Excerpt from a dataset
============

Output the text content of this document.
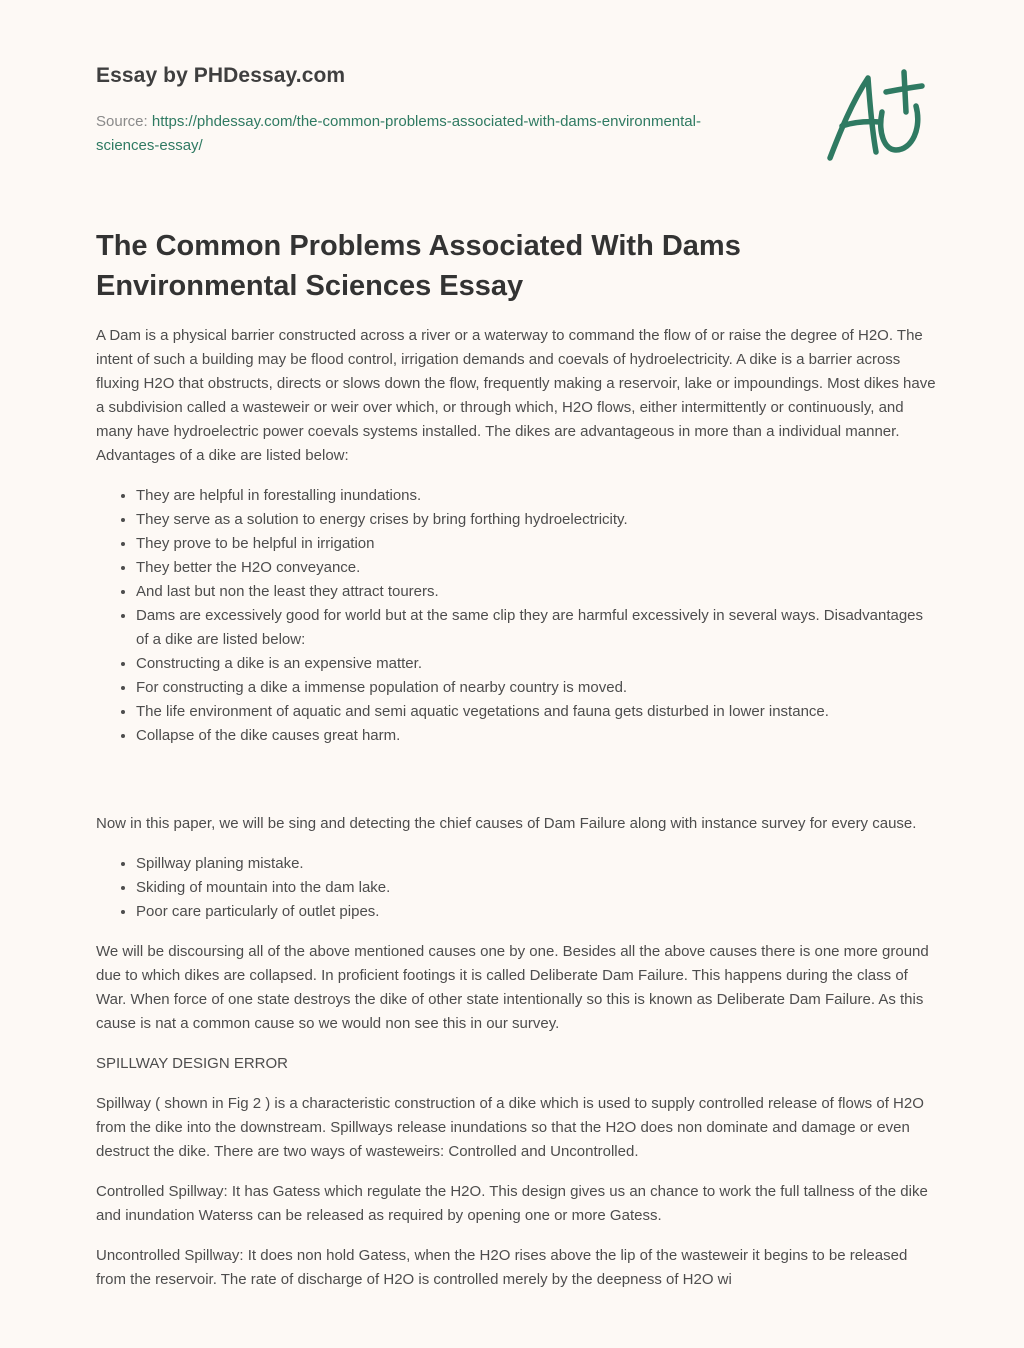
Essay by PHDessay.com
Source: https://phdessay.com/the-common-problems-associated-with-dams-environmental-sciences-essay/
The Common Problems Associated With Dams Environmental Sciences Essay

A Dam is a physical barrier constructed across a river or a waterway to command the flow of or raise the degree of H2O. The intent of such a building may be flood control, irrigation demands and coevals of hydroelectricity. A dike is a barrier across fluxing H2O that obstructs, directs or slows down the flow, frequently making a reservoir, lake or impoundings. Most dikes have a subdivision called a wasteweir or weir over which, or through which, H2O flows, either intermittently or continuously, and many have hydroelectric power coevals systems installed. The dikes are advantageous in more than a individual manner. Advantages of a dike are listed below:

• They are helpful in forestalling inundations.
• They serve as a solution to energy crises by bring forthing hydroelectricity.
• They prove to be helpful in irrigation
• They better the H2O conveyance.
• And last but non the least they attract tourers.
• Dams are excessively good for world but at the same clip they are harmful excessively in several ways. Disadvantages of a dike are listed below:
• Constructing a dike is an expensive matter.
• For constructing a dike a immense population of nearby country is moved.
• The life environment of aquatic and semi aquatic vegetations and fauna gets disturbed in lower instance.
• Collapse of the dike causes great harm.

Now in this paper, we will be sing and detecting the chief causes of Dam Failure along with instance survey for every cause.

• Spillway planing mistake.
• Skiding of mountain into the dam lake.
• Poor care particularly of outlet pipes.

We will be discoursing all of the above mentioned causes one by one. Besides all the above causes there is one more ground due to which dikes are collapsed. In proficient footings it is called Deliberate Dam Failure. This happens during the class of War. When force of one state destroys the dike of other state intentionally so this is known as Deliberate Dam Failure. As this cause is nat a common cause so we would non see this in our survey.

SPILLWAY DESIGN ERROR

Spillway ( shown in Fig 2 ) is a characteristic construction of a dike which is used to supply controlled release of flows of H2O from the dike into the downstream. Spillways release inundations so that the H2O does non dominate and damage or even destruct the dike. There are two ways of wasteweirs: Controlled and Uncontrolled.

Controlled Spillway: It has Gatess which regulate the H2O. This design gives us an chance to work the full tallness of the dike and inundation Waterss can be released as required by opening one or more Gatess.

Uncontrolled Spillway: It does non hold Gatess, when the H2O rises above the lip of the wasteweir it begins to be released from the reservoir. The rate of discharge of H2O is controlled merely by the deepness of H2O wi
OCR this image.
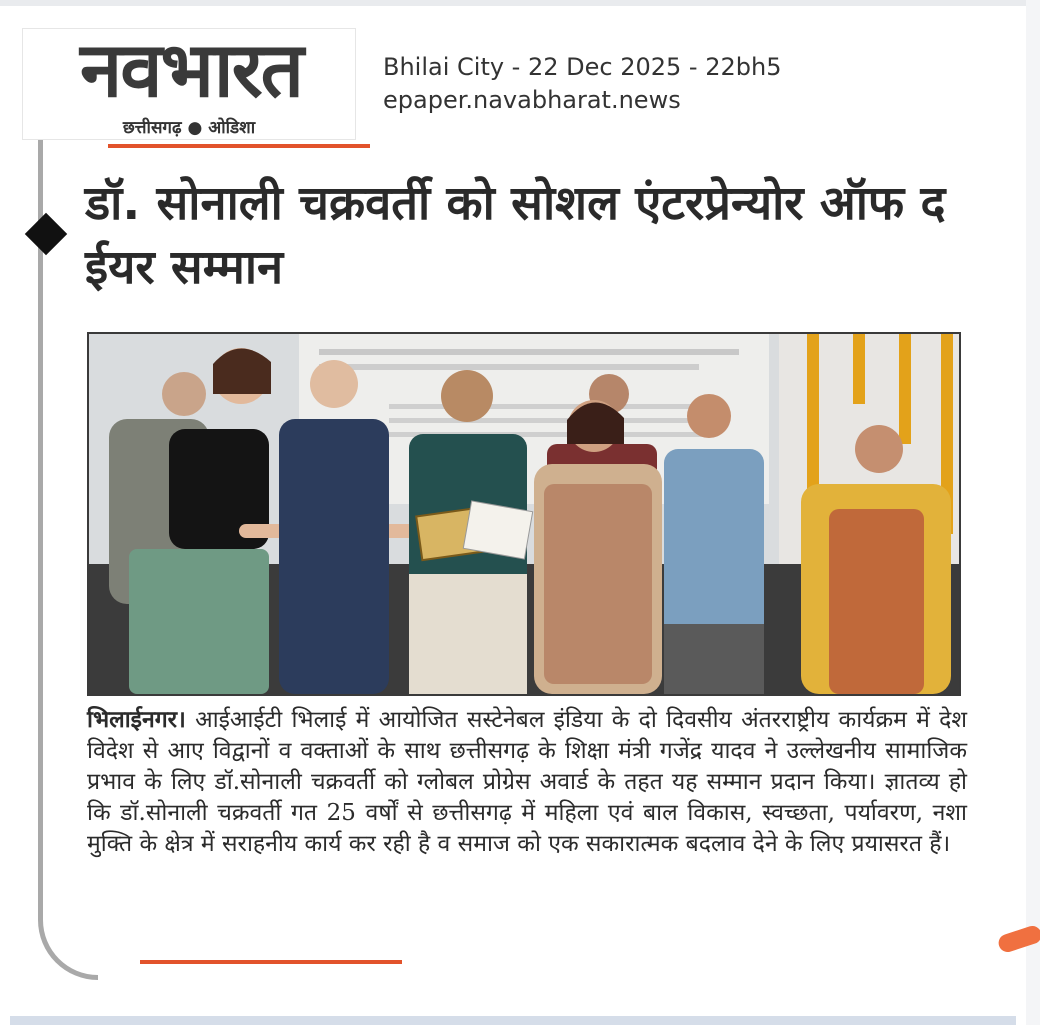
नवभारत
छत्तीसगढ़ ● ओडिशा
Bhilai City - 22 Dec 2025 - 22bh5
epaper.navabharat.news
डॉ. सोनाली चक्रवर्ती को सोशल एंटरप्रेन्योर ऑफ द ईयर सम्मान

भिलाईनगर। आईआईटी भिलाई में आयोजित सस्टेनेबल इंडिया के दो दिवसीय अंतरराष्ट्रीय कार्यक्रम में देश विदेश से आए विद्वानों व वक्ताओं के साथ छत्तीसगढ़ के शिक्षा मंत्री गजेंद्र यादव ने उल्लेखनीय सामाजिक प्रभाव के लिए डॉ.सोनाली चक्रवर्ती को ग्लोबल प्रोग्रेस अवार्ड के तहत यह सम्मान प्रदान किया। ज्ञातव्य हो कि डॉ.सोनाली चक्रवर्ती गत 25 वर्षों से छत्तीसगढ़ में महिला एवं बाल विकास, स्वच्छता, पर्यावरण, नशा मुक्ति के क्षेत्र में सराहनीय कार्य कर रही है व समाज को एक सकारात्मक बदलाव देने के लिए प्रयासरत हैं।
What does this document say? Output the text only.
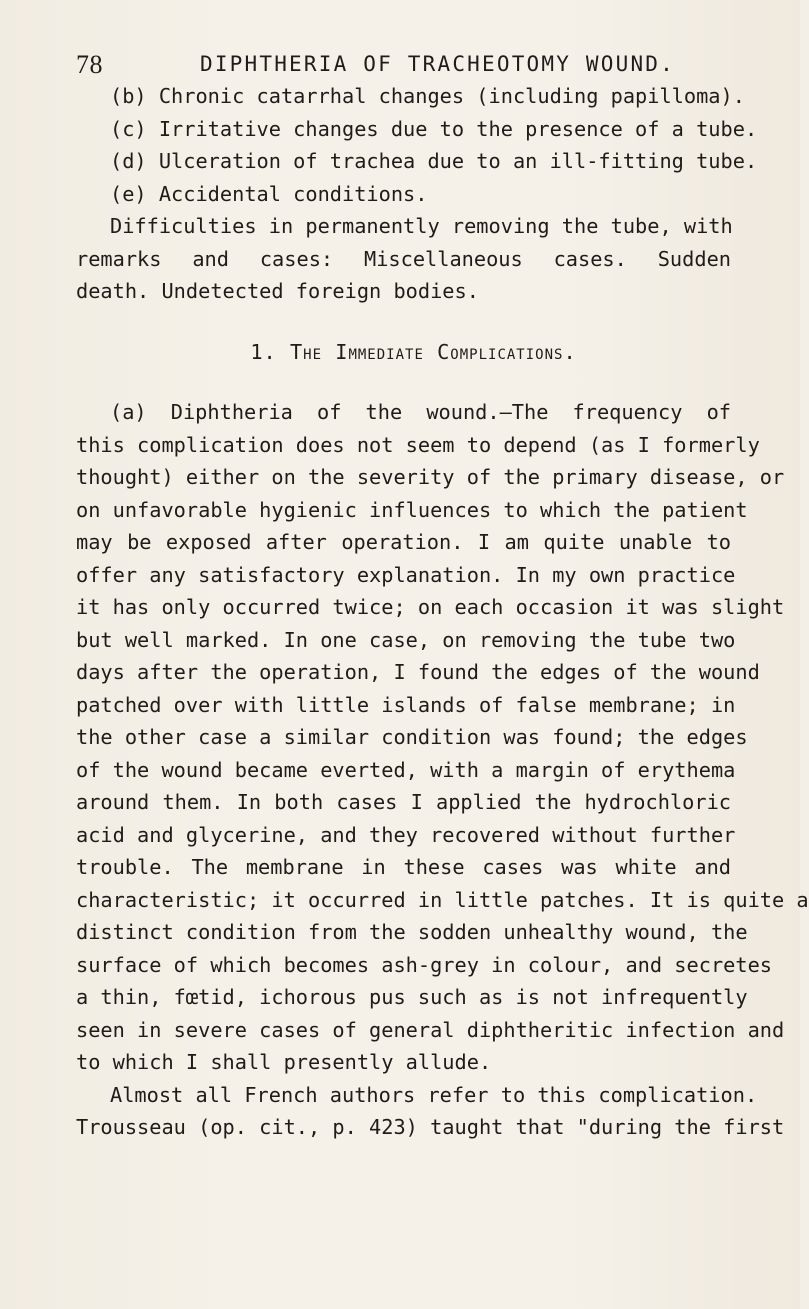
78	DIPHTHERIA OF TRACHEOTOMY WOUND.
(b) Chronic catarrhal changes (including papilloma).
(c) Irritative changes due to the presence of a tube.
(d) Ulceration of trachea due to an ill-fitting tube.
(e) Accidental conditions.
Difficulties in permanently removing the tube, with
remarks and cases: Miscellaneous cases. Sudden
death. Undetected foreign bodies.
1. The Immediate Complications.
(a) Diphtheria of the wound.—The frequency of
this complication does not seem to depend (as I formerly
thought) either on the severity of the primary disease, or
on unfavorable hygienic influences to which the patient
may be exposed after operation. I am quite unable to
offer any satisfactory explanation. In my own practice
it has only occurred twice; on each occasion it was slight
but well marked. In one case, on removing the tube two
days after the operation, I found the edges of the wound
patched over with little islands of false membrane; in
the other case a similar condition was found; the edges
of the wound became everted, with a margin of erythema
around them. In both cases I applied the hydrochloric
acid and glycerine, and they recovered without further
trouble. The membrane in these cases was white and
characteristic; it occurred in little patches. It is quite a
distinct condition from the sodden unhealthy wound, the
surface of which becomes ash-grey in colour, and secretes
a thin, fœtid, ichorous pus such as is not infrequently
seen in severe cases of general diphtheritic infection and
to which I shall presently allude.
Almost all French authors refer to this complication.
Trousseau (op. cit., p. 423) taught that "during the first
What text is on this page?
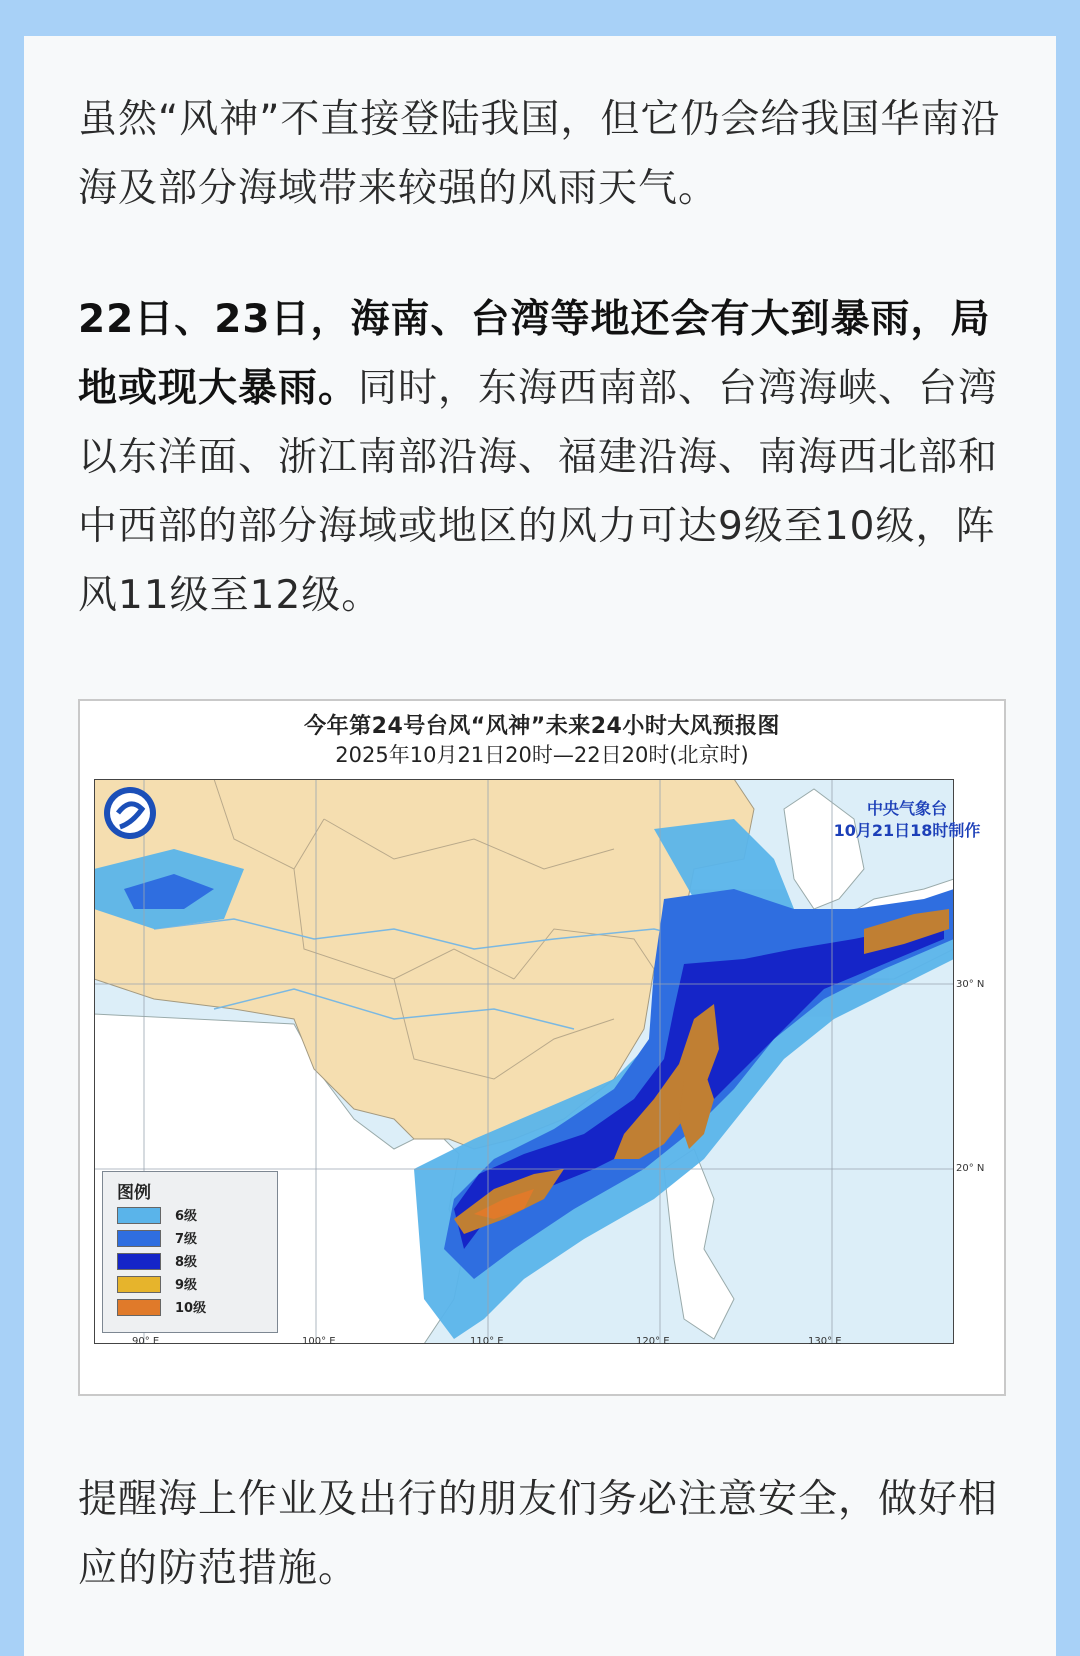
虽然“风神”不直接登陆我国，但它仍会给我国华南沿海及部分海域带来较强的风雨天气。

22日、23日，海南、台湾等地还会有大到暴雨，局地或现大暴雨。同时，东海西南部、台湾海峡、台湾以东洋面、浙江南部沿海、福建沿海、南海西北部和中西部的部分海域或地区的风力可达9级至10级，阵风11级至12级。

今年第24号台风“风神”未来24小时大风预报图
2025年10月21日20时—22日20时(北京时)
中央气象台
10月21日18时制作
图例
6级
7级
8级
9级
10级
90° E	100° E	110° E	120° E	130° E
30° N
20° N

提醒海上作业及出行的朋友们务必注意安全，做好相应的防范措施。
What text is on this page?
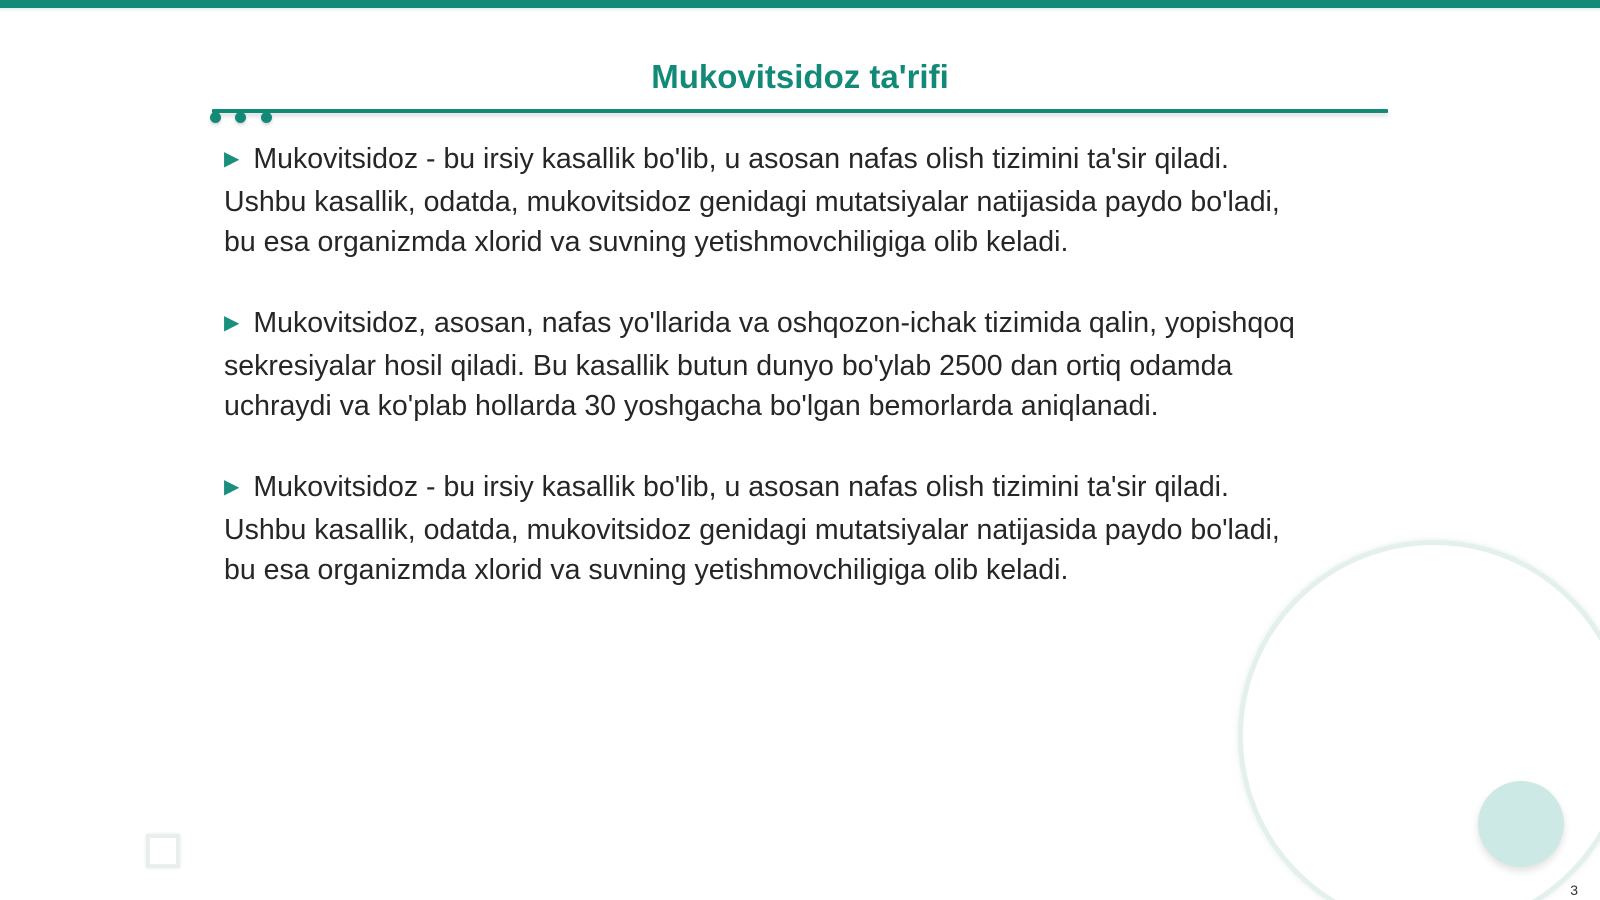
Mukovitsidoz ta'rifi

▶ Mukovitsidoz - bu irsiy kasallik bo'lib, u asosan nafas olish tizimini ta'sir qiladi.
Ushbu kasallik, odatda, mukovitsidoz genidagi mutatsiyalar natijasida paydo bo'ladi,
bu esa organizmda xlorid va suvning yetishmovchiligiga olib keladi.

▶ Mukovitsidoz, asosan, nafas yo'llarida va oshqozon-ichak tizimida qalin, yopishqoq
sekresiyalar hosil qiladi. Bu kasallik butun dunyo bo'ylab 2500 dan ortiq odamda
uchraydi va ko'plab hollarda 30 yoshgacha bo'lgan bemorlarda aniqlanadi.

▶ Mukovitsidoz - bu irsiy kasallik bo'lib, u asosan nafas olish tizimini ta'sir qiladi.
Ushbu kasallik, odatda, mukovitsidoz genidagi mutatsiyalar natijasida paydo bo'ladi,
bu esa organizmda xlorid va suvning yetishmovchiligiga olib keladi.

3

============

Copy out all lines where the word "causes" appears.

• Collapse of the dike causes great harm.
Now in this paper, we will be sing and detecting the chief causes of Dam Failure along with instance survey for every cause.
We will be discoursing all of the above mentioned causes one by one. Besides all the above causes there is one more ground due to which dikes are collapsed. In proficient footings it is called Deliberate Dam Failure. This happens during the class of War. When force of one state destroys the dike of other state intentionally so this is known as Deliberate Dam Failure. As this cause is nat a common cause so we would non see this in our survey.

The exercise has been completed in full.